What you need to do:
Gather all lines in the entries below that include the word "Privilegia".

Start

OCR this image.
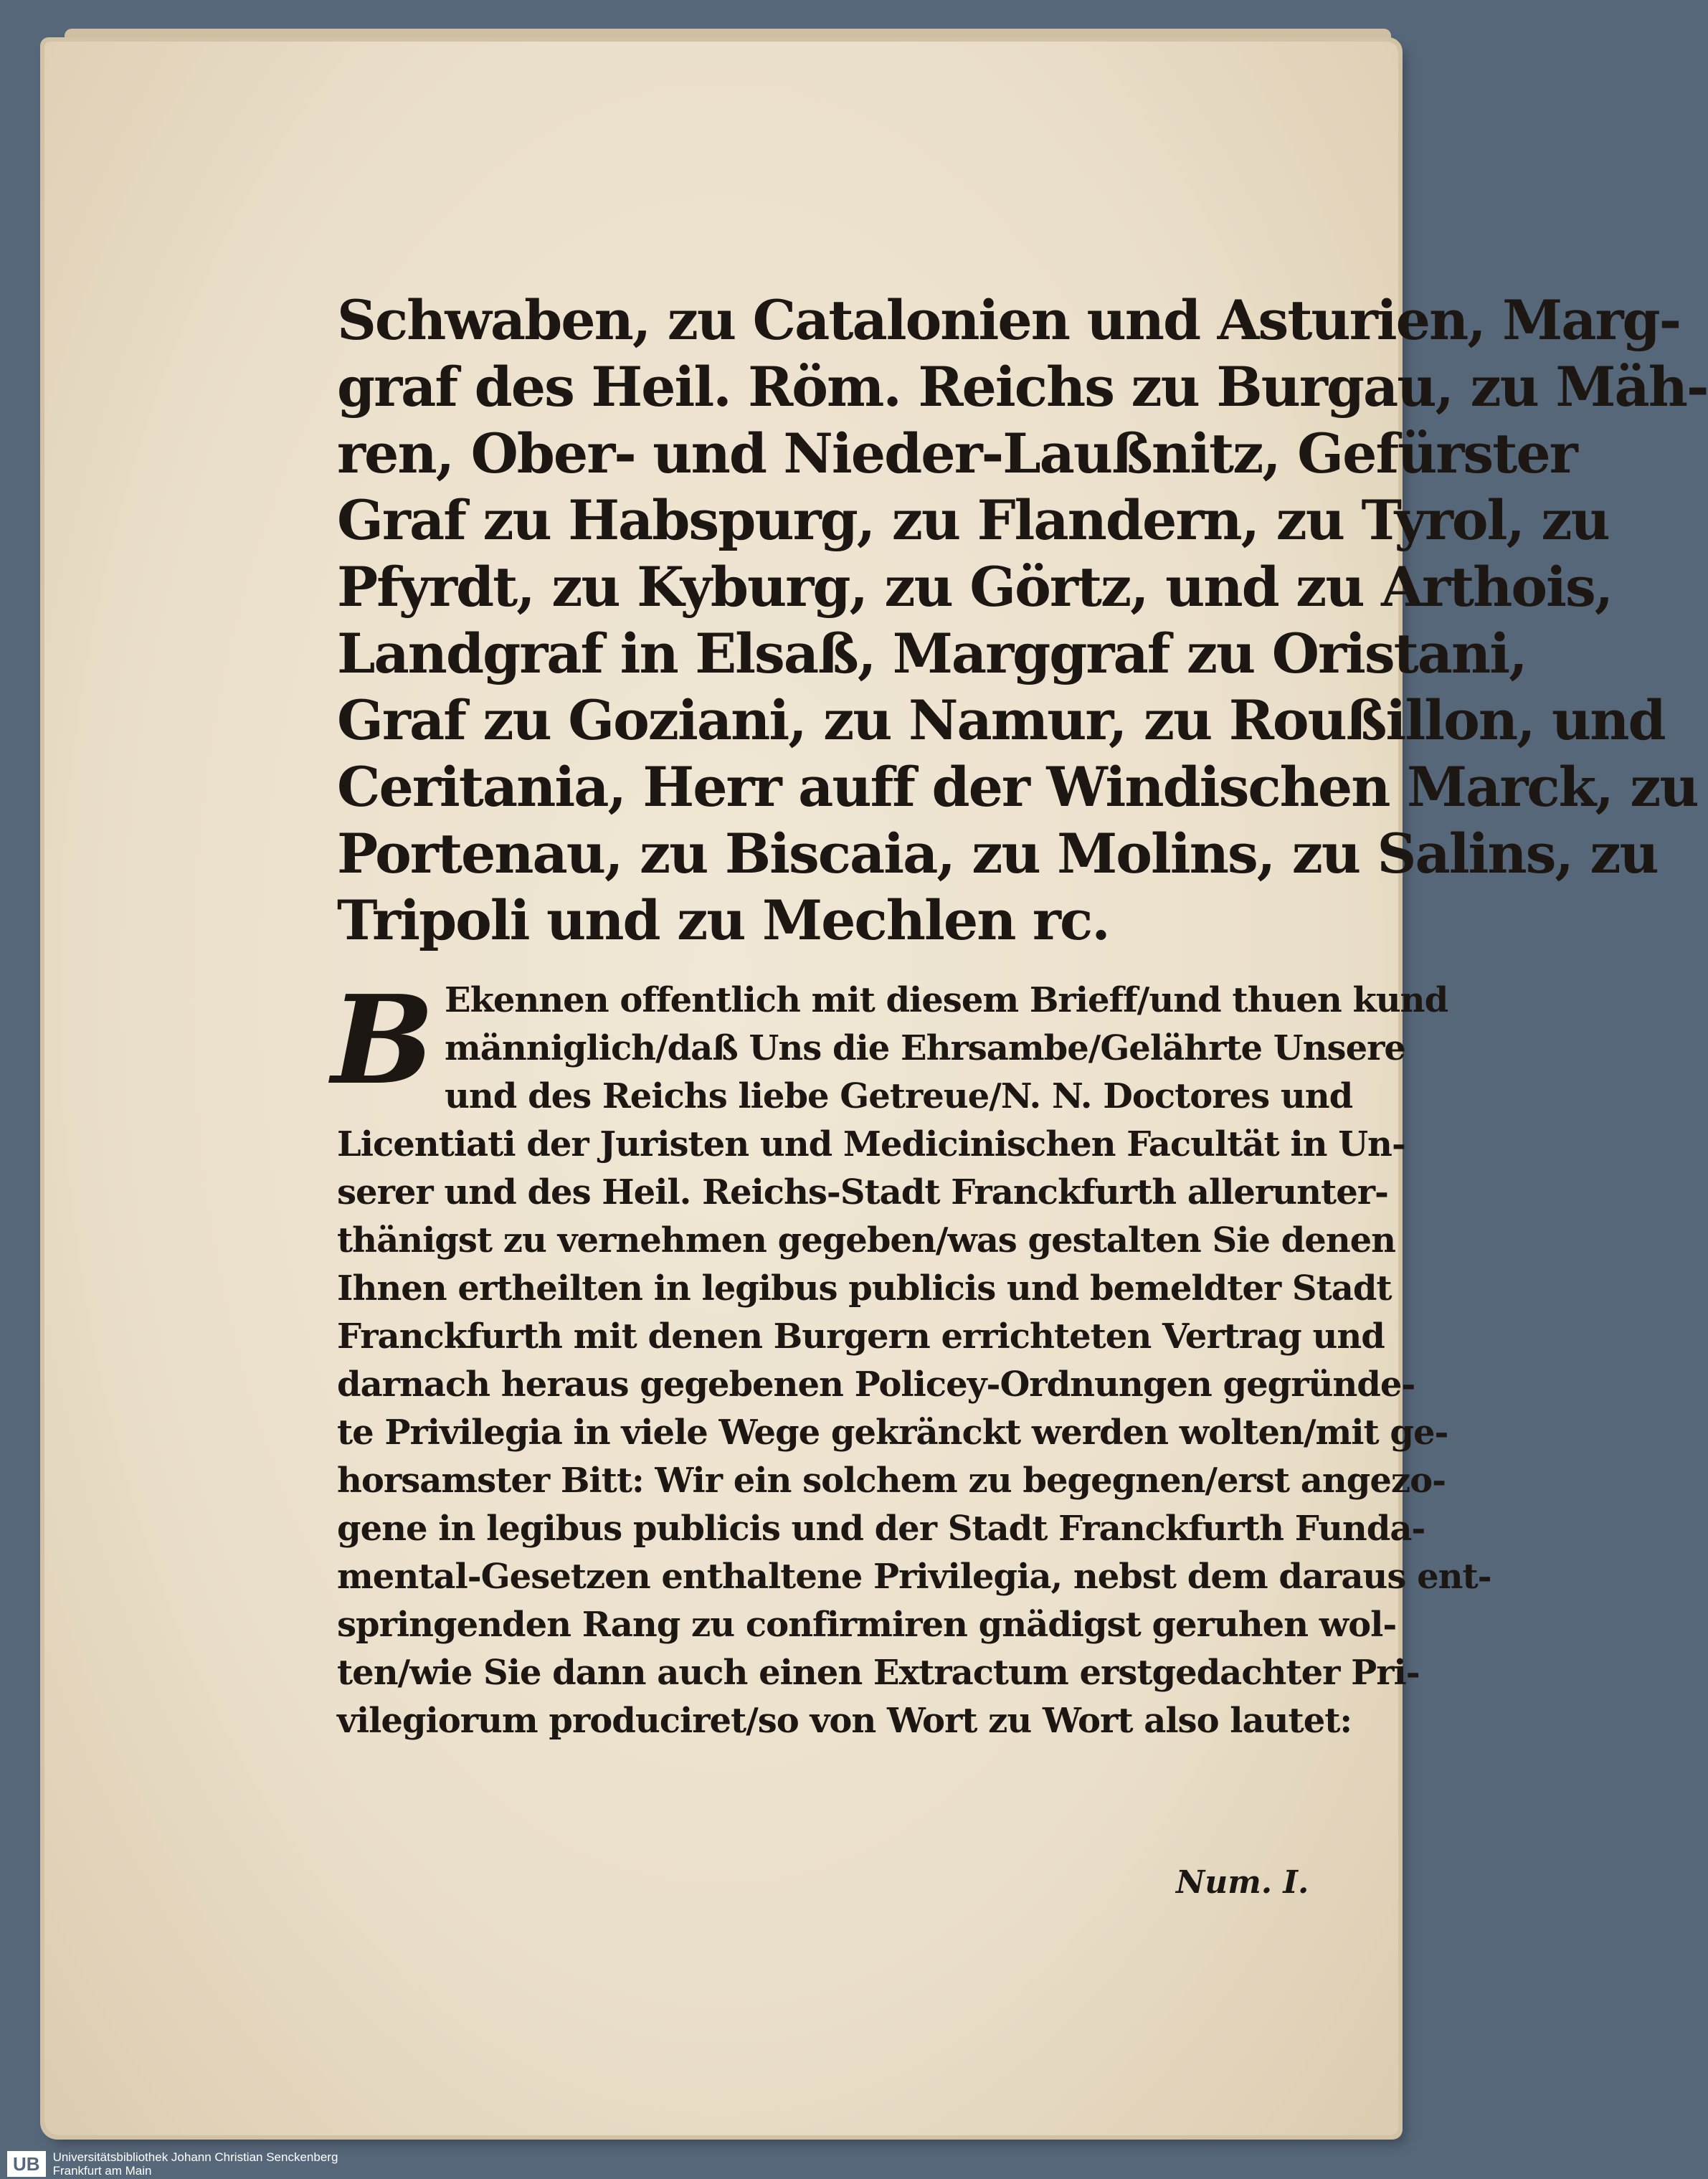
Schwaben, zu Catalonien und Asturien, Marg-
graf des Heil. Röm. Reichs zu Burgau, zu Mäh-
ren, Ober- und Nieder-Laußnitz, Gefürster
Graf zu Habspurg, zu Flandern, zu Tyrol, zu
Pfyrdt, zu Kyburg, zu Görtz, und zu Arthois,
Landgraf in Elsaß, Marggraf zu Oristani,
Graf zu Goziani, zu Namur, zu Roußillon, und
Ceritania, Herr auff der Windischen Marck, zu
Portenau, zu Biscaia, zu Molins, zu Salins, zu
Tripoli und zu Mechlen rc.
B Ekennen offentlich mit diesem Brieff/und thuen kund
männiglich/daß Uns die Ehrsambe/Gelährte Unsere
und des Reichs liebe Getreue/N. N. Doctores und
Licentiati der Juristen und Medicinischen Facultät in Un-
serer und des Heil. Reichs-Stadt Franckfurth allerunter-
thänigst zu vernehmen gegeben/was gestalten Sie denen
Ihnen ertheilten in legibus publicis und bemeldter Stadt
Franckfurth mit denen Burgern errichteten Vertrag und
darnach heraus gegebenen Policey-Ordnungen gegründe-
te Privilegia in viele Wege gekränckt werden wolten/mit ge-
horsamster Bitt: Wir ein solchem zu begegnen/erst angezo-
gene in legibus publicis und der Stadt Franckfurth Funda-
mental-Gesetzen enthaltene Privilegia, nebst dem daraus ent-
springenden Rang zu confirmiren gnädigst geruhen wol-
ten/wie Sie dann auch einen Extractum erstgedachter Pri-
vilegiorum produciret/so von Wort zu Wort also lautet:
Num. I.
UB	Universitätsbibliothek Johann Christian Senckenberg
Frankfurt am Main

End
Start

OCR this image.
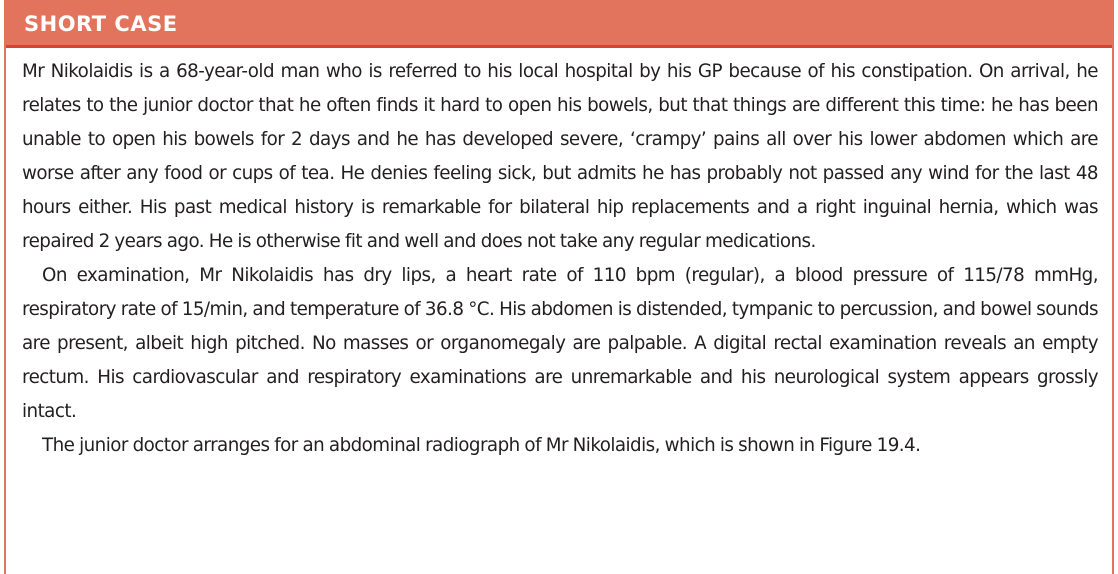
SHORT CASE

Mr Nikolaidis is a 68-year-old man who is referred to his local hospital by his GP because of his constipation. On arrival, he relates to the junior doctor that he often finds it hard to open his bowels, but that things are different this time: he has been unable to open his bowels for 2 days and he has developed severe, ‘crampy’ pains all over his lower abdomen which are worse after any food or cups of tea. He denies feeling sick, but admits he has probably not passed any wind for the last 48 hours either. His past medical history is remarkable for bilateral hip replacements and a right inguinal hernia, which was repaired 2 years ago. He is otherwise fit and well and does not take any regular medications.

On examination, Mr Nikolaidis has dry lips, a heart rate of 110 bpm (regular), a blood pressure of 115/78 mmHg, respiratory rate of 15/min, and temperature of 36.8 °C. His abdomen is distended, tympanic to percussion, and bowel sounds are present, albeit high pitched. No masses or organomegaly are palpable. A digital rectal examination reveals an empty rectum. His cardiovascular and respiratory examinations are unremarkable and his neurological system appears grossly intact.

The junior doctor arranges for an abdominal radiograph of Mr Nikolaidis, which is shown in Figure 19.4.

End

Correct response:
te Privilegia in viele Wege gekränckt werden wolten/mit ge-
mental-Gesetzen enthaltene Privilegia, nebst dem daraus ent-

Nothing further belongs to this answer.